=== PROVIDED DATA ===

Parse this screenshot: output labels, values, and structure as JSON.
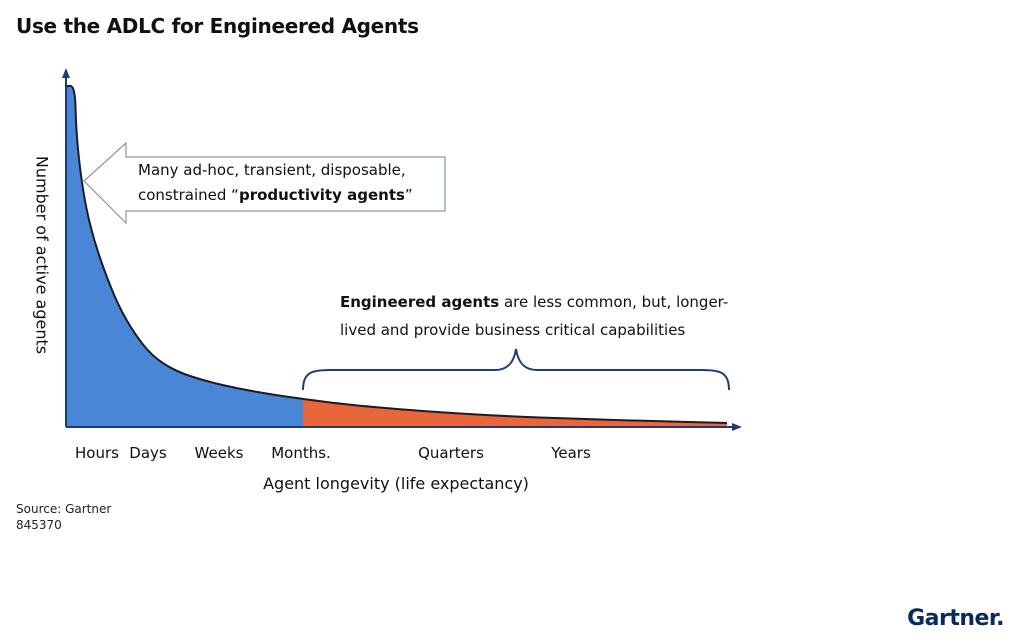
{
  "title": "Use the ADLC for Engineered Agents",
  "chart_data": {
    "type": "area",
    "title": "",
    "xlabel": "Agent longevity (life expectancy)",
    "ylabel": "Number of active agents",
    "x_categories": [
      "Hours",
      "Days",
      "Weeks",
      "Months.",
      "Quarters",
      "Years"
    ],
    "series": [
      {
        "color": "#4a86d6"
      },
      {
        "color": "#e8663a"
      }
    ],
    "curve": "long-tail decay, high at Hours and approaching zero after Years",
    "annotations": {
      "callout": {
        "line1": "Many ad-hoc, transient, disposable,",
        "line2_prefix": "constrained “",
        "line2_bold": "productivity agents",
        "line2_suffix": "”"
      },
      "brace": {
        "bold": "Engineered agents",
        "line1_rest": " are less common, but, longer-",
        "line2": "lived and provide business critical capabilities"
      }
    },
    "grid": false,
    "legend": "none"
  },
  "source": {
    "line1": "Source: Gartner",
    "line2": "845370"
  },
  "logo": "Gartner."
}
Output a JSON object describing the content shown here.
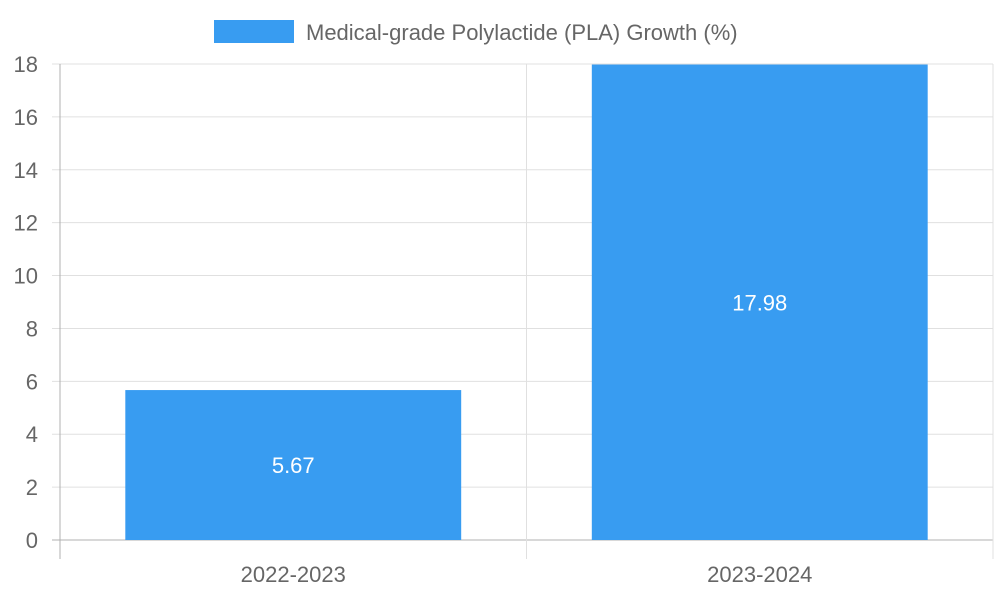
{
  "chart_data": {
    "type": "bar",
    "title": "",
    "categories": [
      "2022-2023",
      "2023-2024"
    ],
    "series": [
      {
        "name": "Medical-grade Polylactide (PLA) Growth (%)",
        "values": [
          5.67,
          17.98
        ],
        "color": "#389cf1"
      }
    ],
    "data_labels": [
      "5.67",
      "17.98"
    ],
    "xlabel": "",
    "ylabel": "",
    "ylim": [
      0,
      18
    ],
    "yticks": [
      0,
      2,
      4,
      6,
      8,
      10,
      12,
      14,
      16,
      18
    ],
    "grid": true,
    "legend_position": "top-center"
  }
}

===

### SET EXERCISE:
Determine how many lines of the entries above carry the string "xlabel", and give that number alone.

### EXERCISE SOLUTION:
2